WHAT TO WORK ON >> Set down each entry exactly as given; pictures should not appear in the copy.

EXCERPTED RECORDS >>
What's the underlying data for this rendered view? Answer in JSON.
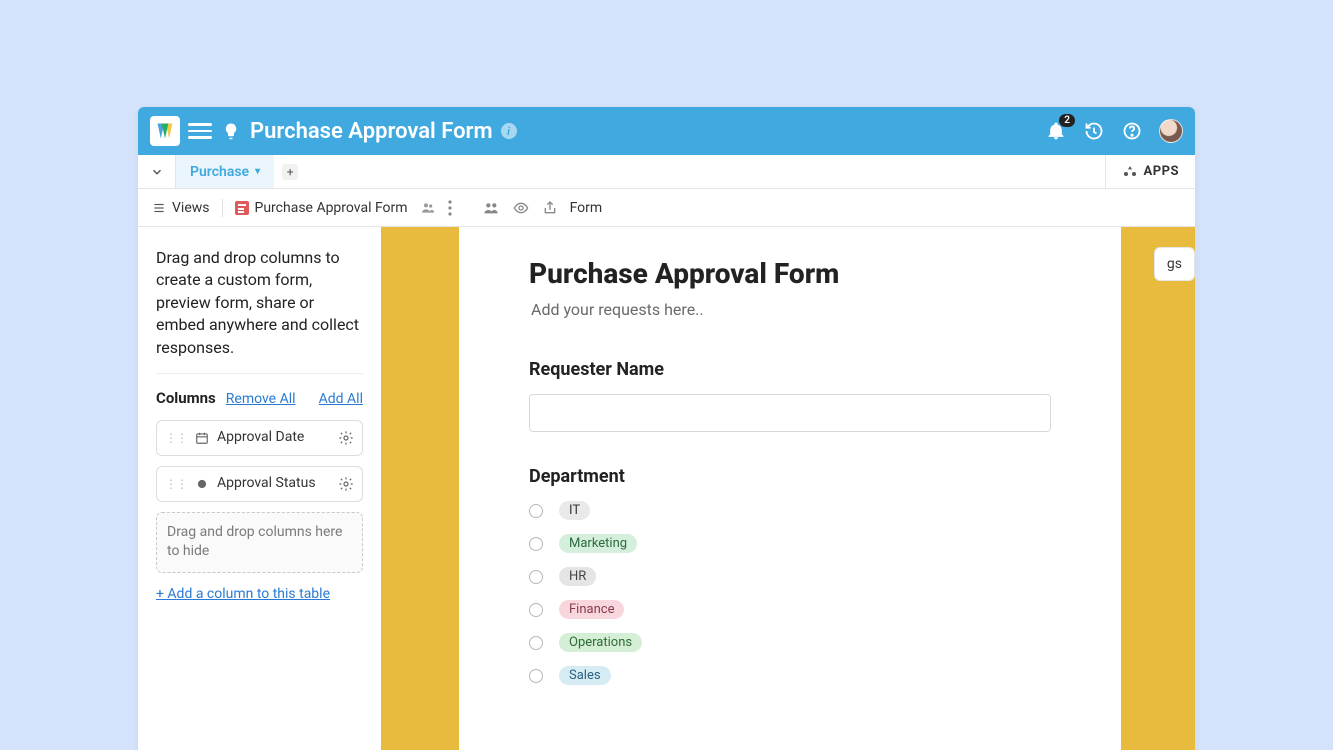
{
  "header": {
    "title": "Purchase Approval Form",
    "notification_count": "2"
  },
  "tabs": {
    "active": "Purchase",
    "apps_label": "APPS"
  },
  "viewbar": {
    "views_label": "Views",
    "current_view": "Purchase Approval Form",
    "form_label": "Form"
  },
  "sidebar": {
    "intro": "Drag and drop columns to create a custom form, preview form, share or embed anywhere and collect responses.",
    "columns_label": "Columns",
    "remove_all": "Remove All",
    "add_all": "Add All",
    "items": [
      {
        "label": "Approval Date"
      },
      {
        "label": "Approval Status"
      }
    ],
    "dropzone": "Drag and drop columns here to hide",
    "add_column": "+ Add a column to this table"
  },
  "settings_chip": "gs",
  "form": {
    "title": "Purchase Approval Form",
    "subtitle": "Add your requests here..",
    "fields": {
      "requester_label": "Requester Name",
      "department_label": "Department",
      "departments": [
        {
          "name": "IT",
          "cls": "pill-it"
        },
        {
          "name": "Marketing",
          "cls": "pill-mkt"
        },
        {
          "name": "HR",
          "cls": "pill-hr"
        },
        {
          "name": "Finance",
          "cls": "pill-fin"
        },
        {
          "name": "Operations",
          "cls": "pill-ops"
        },
        {
          "name": "Sales",
          "cls": "pill-sales"
        }
      ]
    }
  }
}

THE OUTPUT >>
What's the underlying data for this rendered view? Answer in JSON.
{
  "header": {
    "title": "Purchase Approval Form",
    "notification_count": "2"
  },
  "tabs": {
    "active": "Purchase",
    "apps_label": "APPS"
  },
  "viewbar": {
    "views_label": "Views",
    "current_view": "Purchase Approval Form",
    "form_label": "Form"
  },
  "sidebar": {
    "intro": "Drag and drop columns to create a custom form, preview form, share or embed anywhere and collect responses.",
    "columns_label": "Columns",
    "remove_all": "Remove All",
    "add_all": "Add All",
    "items": [
      {
        "label": "Approval Date"
      },
      {
        "label": "Approval Status"
      }
    ],
    "dropzone": "Drag and drop columns here to hide",
    "add_column": "+ Add a column to this table"
  },
  "settings_chip": "gs",
  "form": {
    "title": "Purchase Approval Form",
    "subtitle": "Add your requests here..",
    "fields": {
      "requester_label": "Requester Name",
      "department_label": "Department",
      "departments": [
        {
          "name": "IT",
          "cls": "pill-it"
        },
        {
          "name": "Marketing",
          "cls": "pill-mkt"
        },
        {
          "name": "HR",
          "cls": "pill-hr"
        },
        {
          "name": "Finance",
          "cls": "pill-fin"
        },
        {
          "name": "Operations",
          "cls": "pill-ops"
        },
        {
          "name": "Sales",
          "cls": "pill-sales"
        }
      ]
    }
  }
}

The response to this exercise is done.